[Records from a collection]
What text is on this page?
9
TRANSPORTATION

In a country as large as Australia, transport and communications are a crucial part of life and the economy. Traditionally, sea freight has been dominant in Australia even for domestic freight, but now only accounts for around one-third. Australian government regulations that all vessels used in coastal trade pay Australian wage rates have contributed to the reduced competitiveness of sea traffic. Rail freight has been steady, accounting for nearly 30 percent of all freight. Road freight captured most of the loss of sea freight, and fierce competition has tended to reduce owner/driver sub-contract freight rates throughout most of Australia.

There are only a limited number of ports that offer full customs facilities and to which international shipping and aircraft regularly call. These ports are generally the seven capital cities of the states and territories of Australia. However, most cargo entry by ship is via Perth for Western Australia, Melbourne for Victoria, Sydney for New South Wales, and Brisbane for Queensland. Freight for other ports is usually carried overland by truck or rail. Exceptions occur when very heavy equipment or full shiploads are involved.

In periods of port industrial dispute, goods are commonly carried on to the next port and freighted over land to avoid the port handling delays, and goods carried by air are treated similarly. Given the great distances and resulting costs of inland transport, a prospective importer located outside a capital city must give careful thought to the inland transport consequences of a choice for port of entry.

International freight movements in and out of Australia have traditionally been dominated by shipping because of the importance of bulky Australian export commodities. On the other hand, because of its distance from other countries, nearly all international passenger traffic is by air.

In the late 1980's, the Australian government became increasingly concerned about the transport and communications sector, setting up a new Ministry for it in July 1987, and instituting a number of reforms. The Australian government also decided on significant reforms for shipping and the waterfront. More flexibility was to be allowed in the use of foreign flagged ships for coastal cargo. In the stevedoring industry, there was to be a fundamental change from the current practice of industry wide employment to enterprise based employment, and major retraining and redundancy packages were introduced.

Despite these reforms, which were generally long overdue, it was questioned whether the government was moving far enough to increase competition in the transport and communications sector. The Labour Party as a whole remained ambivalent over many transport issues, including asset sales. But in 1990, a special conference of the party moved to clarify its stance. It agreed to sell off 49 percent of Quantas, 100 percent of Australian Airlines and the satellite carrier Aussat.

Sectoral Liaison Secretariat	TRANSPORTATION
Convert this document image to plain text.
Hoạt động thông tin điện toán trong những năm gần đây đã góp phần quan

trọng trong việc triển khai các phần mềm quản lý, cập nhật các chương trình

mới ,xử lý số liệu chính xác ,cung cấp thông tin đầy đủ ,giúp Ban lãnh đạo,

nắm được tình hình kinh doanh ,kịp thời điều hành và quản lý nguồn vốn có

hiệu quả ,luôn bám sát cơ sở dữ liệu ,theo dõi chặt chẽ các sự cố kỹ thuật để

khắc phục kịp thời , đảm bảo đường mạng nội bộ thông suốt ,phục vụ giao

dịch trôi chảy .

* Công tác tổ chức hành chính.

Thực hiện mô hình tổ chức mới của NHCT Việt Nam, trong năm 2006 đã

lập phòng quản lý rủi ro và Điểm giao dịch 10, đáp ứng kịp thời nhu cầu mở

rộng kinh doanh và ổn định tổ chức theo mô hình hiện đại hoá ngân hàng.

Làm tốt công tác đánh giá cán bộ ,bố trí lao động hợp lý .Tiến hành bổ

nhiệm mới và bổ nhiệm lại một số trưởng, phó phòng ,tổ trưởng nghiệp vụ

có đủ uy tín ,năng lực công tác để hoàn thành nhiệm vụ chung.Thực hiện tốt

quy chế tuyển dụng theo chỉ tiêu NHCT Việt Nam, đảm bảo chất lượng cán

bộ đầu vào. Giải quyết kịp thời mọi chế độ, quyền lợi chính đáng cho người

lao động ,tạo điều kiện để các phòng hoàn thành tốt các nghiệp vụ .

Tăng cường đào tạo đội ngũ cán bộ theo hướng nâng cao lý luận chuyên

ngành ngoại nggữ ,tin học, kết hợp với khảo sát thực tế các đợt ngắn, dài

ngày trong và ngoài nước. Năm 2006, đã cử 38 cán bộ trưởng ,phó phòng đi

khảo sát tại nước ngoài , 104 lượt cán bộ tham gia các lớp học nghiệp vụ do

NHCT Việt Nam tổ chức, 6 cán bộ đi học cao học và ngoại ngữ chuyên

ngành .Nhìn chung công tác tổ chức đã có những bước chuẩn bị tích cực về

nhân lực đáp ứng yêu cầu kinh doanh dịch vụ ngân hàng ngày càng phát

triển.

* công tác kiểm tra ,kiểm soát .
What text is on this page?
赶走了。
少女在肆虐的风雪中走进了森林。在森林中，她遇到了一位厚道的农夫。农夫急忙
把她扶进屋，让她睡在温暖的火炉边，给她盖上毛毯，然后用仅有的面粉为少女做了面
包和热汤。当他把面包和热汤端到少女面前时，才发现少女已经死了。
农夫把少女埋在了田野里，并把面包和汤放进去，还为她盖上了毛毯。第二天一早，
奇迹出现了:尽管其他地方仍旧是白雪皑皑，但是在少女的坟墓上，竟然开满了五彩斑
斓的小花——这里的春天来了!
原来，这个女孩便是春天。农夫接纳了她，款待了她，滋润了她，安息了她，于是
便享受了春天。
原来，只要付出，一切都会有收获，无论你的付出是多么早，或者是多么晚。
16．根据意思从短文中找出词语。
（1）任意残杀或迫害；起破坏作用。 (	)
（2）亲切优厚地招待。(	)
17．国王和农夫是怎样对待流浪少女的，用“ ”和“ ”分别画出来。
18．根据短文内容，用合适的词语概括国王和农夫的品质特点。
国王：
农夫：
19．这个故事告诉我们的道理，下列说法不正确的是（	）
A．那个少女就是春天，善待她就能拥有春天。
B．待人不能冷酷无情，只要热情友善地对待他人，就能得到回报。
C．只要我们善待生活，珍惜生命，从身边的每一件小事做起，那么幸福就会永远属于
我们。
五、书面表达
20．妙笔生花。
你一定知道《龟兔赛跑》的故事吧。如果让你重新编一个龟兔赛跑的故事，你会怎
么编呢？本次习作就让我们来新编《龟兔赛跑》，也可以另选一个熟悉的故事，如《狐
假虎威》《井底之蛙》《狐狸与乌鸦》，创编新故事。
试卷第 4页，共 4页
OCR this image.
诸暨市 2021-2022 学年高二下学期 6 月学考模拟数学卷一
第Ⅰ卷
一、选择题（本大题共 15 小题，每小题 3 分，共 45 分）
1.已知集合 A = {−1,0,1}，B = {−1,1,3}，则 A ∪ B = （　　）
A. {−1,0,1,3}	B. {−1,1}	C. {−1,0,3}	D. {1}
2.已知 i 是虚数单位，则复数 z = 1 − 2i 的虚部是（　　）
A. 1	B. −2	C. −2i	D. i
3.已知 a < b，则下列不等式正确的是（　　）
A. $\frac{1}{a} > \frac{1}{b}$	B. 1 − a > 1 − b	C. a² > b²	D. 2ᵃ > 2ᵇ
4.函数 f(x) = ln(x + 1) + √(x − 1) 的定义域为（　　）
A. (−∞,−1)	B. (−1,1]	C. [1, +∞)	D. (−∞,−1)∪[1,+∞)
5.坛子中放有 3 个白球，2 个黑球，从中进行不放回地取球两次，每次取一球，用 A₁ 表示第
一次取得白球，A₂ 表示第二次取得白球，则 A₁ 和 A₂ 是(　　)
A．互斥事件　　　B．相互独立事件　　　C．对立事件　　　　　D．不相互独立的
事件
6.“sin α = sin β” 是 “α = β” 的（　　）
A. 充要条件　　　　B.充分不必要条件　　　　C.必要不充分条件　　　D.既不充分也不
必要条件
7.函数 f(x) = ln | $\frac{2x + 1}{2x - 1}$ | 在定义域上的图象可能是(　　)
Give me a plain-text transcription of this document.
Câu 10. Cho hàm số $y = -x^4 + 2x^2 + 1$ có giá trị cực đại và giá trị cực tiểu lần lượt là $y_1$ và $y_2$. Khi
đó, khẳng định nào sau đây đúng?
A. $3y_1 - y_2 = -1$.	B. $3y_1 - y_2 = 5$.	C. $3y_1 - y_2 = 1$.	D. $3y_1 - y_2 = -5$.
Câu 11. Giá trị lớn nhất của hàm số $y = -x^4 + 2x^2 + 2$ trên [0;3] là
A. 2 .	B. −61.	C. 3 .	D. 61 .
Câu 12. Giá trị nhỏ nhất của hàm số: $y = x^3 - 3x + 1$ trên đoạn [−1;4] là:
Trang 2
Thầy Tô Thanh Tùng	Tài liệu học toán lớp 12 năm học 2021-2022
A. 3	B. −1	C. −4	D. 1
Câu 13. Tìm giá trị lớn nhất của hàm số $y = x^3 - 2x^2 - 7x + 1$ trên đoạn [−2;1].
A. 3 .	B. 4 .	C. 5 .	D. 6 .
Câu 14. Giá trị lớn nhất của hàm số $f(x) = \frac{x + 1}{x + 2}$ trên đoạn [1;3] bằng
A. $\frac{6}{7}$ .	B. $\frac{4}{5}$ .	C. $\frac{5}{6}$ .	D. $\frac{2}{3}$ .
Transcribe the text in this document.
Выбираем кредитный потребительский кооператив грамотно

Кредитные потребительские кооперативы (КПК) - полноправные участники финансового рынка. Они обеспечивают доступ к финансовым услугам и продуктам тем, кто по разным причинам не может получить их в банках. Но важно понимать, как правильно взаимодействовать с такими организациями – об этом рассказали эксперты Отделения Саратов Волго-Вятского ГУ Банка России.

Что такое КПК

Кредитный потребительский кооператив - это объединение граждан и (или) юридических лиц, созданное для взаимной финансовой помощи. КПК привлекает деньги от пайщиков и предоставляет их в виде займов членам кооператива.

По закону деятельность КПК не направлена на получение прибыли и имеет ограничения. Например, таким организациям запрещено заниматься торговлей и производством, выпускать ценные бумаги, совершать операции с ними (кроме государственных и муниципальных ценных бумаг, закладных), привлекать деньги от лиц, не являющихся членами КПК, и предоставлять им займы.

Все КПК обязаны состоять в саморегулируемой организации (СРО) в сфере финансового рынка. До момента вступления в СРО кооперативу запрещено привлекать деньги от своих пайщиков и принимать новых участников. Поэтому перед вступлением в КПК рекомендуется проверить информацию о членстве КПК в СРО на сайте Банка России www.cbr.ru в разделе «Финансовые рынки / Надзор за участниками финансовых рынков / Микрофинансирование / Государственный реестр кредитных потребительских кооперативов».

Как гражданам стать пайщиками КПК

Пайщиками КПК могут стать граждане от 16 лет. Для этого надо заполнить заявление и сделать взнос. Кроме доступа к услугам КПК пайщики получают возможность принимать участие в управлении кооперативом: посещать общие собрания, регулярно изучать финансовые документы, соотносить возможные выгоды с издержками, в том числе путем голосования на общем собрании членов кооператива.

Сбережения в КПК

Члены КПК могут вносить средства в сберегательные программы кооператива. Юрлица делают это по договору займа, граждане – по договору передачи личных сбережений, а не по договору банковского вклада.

_Challenge:_ Give the number of lines in the entries that hold the word "entry", and nothing else.

_Output of the exercise:_ 2